RE Himalayan Raireshwar Off-roading (Bhor-Wai-Mandhardevi Route)

A memory can be a very powerful influencer. Sitting in the back seat of our Maruti 800, staring out the window, amazed at the scenery whizzing past. Watching kids from small villages wave at you fervently, so excited just to see a car! It’s not just the kids, the local cattle were left scampering into farms and bushes, not knowing what this big blue groaning animal was. Trekking up, what seemed like, a huge mountain and reliving the stories you read in history books at the very place they happened, as my father narrated them passionately. I felt amazed by this place where Shivaji Maharaj took the oath for ‘Swaraj’, for freedom and then the rest of the rich history unfolded. These are my first memories of Raireshwar. I’ve always wanted to go back. So, I did.

With the recent development, I knew a fairly motorable road existed to reach almost to the top of Raireshwar, the rest of which I would have to trek. I left at the crack of dawn, uncharacteristically, and charted out a basic plan. Pune – Bhor – Raireshwar – Dhom Dam – Wai – Mandhardevi road – Bhor – Pune. The map below shows the route.

Map

The road upto Bhor is pretty smooth and you have to continue towards Varandha Ghat (Read – Varandha Ghat Shivtharghal Off Roading) and then take a left at Ambeghar towards Raireshwar. The tiny village roads are decent and a lot of fun to ride on the Himalayan. Twists and turns, potholes are all taken into stride. Being early morning still and the tail-end of winter, the valleys are blanketed in fog. Looks beautiful as farms, trees and tiny villages poke their head through.

The road turns left again towards Raireshwar – Kenjalgad and off-road action begins. It’s fun navigating through rocks, ruts and sand as you climb up the mountain. I wanted to check out the Kenjalgad road too, but work was going on and it was closed, so I turned back towards Raireshwar.

The road improves and becomes an awesome twisty tar section right until you reach the last climb of Raireshwar. This last section is a proper off-road climb but you sort of deflate seeing locals do the same stuff on lesser bikes like Spendours and Platinas. But its fun nevertheless. There is a parking area at the base of the hill. I parked, stuffed my gear into my bag and trekked up.

--

_WHAT YOU ARE ASKED TO DO_:
From the Raireshwar ride account, reproduce word for word the passage that begins with the words "The road turns" and ends with "and trekked up.".

_SUPPLIED INFORMATION_:
--

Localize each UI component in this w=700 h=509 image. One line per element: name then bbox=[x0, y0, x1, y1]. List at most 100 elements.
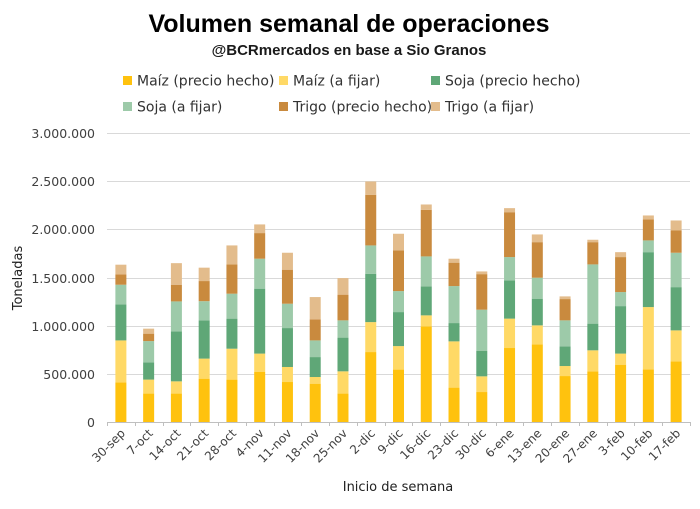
bar-stack-30-sep bbox=[115, 264, 127, 422]
bar-segment bbox=[504, 318, 516, 349]
bar-segment bbox=[670, 220, 682, 231]
bar-segment bbox=[476, 392, 488, 422]
bar-segment bbox=[670, 361, 682, 422]
legend-marker bbox=[279, 76, 288, 85]
bar-segment bbox=[281, 328, 293, 367]
bar-segment bbox=[448, 387, 460, 422]
bar-segment bbox=[615, 292, 627, 307]
bar-stack-14-oct bbox=[170, 263, 182, 422]
bar-segment bbox=[615, 257, 627, 293]
bar-segment bbox=[337, 371, 349, 394]
x-tick-label: 30-dic bbox=[453, 426, 489, 462]
bar-segment bbox=[143, 362, 155, 380]
bar-segment bbox=[115, 340, 127, 383]
bar-stack-18-nov bbox=[309, 297, 321, 422]
bar-segment bbox=[254, 233, 266, 259]
bar-segment bbox=[365, 322, 377, 353]
bar-segment bbox=[531, 277, 543, 299]
bar-segment bbox=[170, 284, 182, 302]
bar-segment bbox=[226, 318, 238, 349]
bar-segment bbox=[615, 306, 627, 354]
bar-stack-11-nov bbox=[281, 252, 293, 422]
y-tick-label: 0 bbox=[87, 415, 95, 430]
bar-segment bbox=[143, 393, 155, 422]
bar-segment bbox=[365, 245, 377, 274]
bar-segment bbox=[587, 371, 599, 422]
bar-segment bbox=[337, 337, 349, 372]
bar-segment bbox=[420, 286, 432, 316]
bar-segment bbox=[559, 346, 571, 367]
x-tick-label: 16-dic bbox=[397, 426, 433, 462]
bar-segment bbox=[170, 301, 182, 332]
bar-segment bbox=[476, 271, 488, 275]
bar-segment bbox=[198, 378, 210, 422]
bar-segment bbox=[476, 376, 488, 393]
bar-segment bbox=[448, 341, 460, 388]
x-axis-ticks: 30-sep7-oct14-oct21-oct28-oct4-nov11-nov… bbox=[89, 426, 683, 466]
bar-segment bbox=[281, 366, 293, 383]
x-axis bbox=[107, 422, 691, 426]
bar-segment bbox=[337, 294, 349, 321]
bar-segment bbox=[476, 274, 488, 310]
bar-segment bbox=[115, 382, 127, 422]
legend-label: Maíz (a fijar) bbox=[293, 74, 380, 90]
bar-segment bbox=[642, 215, 654, 220]
bar-segment bbox=[420, 209, 432, 257]
bar-segment bbox=[198, 281, 210, 302]
bar-segment bbox=[615, 364, 627, 422]
bar-segment bbox=[670, 287, 682, 331]
bar-segment bbox=[254, 258, 266, 289]
bar-segment bbox=[226, 348, 238, 380]
legend-marker bbox=[431, 76, 440, 85]
bar-segment bbox=[143, 333, 155, 342]
bars bbox=[115, 181, 682, 422]
bar-segment bbox=[254, 353, 266, 372]
bar-segment bbox=[504, 280, 516, 319]
bar-segment bbox=[531, 234, 543, 243]
bar-segment bbox=[642, 219, 654, 241]
y-axis-label: Toneladas bbox=[11, 246, 26, 312]
bar-segment bbox=[559, 299, 571, 321]
bar-segment bbox=[587, 323, 599, 351]
bar-stack-6-ene bbox=[504, 208, 516, 422]
bar-segment bbox=[393, 346, 404, 370]
bar-segment bbox=[309, 357, 321, 378]
bar-segment bbox=[198, 320, 210, 359]
bar-segment bbox=[115, 284, 127, 305]
legend-marker bbox=[431, 102, 440, 111]
bar-segment bbox=[393, 250, 404, 292]
bar-segment bbox=[504, 212, 516, 258]
chart-subtitle: @BCRmercados en base a Sio Granos bbox=[212, 42, 487, 59]
bar-segment bbox=[531, 325, 543, 345]
bar-segment bbox=[309, 297, 321, 320]
bar-segment bbox=[170, 331, 182, 382]
bar-stack-3-feb bbox=[615, 252, 627, 422]
bar-segment bbox=[448, 258, 460, 263]
bar-segment bbox=[420, 204, 432, 210]
bar-segment bbox=[420, 256, 432, 287]
bar-segment bbox=[254, 372, 266, 422]
bar-segment bbox=[448, 286, 460, 324]
bar-segment bbox=[559, 366, 571, 377]
legend-label: Trigo (a fijar) bbox=[444, 100, 534, 116]
bar-segment bbox=[337, 278, 349, 295]
bar-segment bbox=[642, 369, 654, 422]
bar-segment bbox=[393, 369, 404, 422]
bar-segment bbox=[531, 242, 543, 278]
bar-stack-16-dic bbox=[420, 204, 432, 422]
bar-stack-30-dic bbox=[476, 271, 488, 422]
bar-segment bbox=[670, 230, 682, 253]
bar-segment bbox=[281, 252, 293, 270]
bar-stack-25-nov bbox=[337, 278, 349, 422]
bar-segment bbox=[115, 274, 127, 285]
y-tick-label: 2.000.000 bbox=[31, 222, 95, 237]
bar-segment bbox=[393, 233, 404, 251]
bar-stack-2-dic bbox=[365, 181, 377, 422]
chart-title: Volumen semanal de operaciones bbox=[148, 10, 549, 38]
y-tick-label: 2.500.000 bbox=[31, 174, 95, 189]
bar-segment bbox=[476, 309, 488, 352]
bar-segment bbox=[476, 351, 488, 377]
bar-segment bbox=[587, 264, 599, 324]
bar-stack-20-ene bbox=[559, 296, 571, 422]
bar-segment bbox=[198, 301, 210, 321]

--

_ANSWER TO THIS PROBLEM_:
The road turns left again towards Raireshwar – Kenjalgad and off-road action begins. It’s fun navigating through rocks, ruts and sand as you climb up the mountain. I wanted to check out the Kenjalgad road too, but work was going on and it was closed, so I turned back towards Raireshwar.

The road improves and becomes an awesome twisty tar section right until you reach the last climb of Raireshwar. This last section is a proper off-road climb but you sort of deflate seeing locals do the same stuff on lesser bikes like Spendours and Platinas. But its fun nevertheless. There is a parking area at the base of the hill. I parked, stuffed my gear into my bag and trekked up.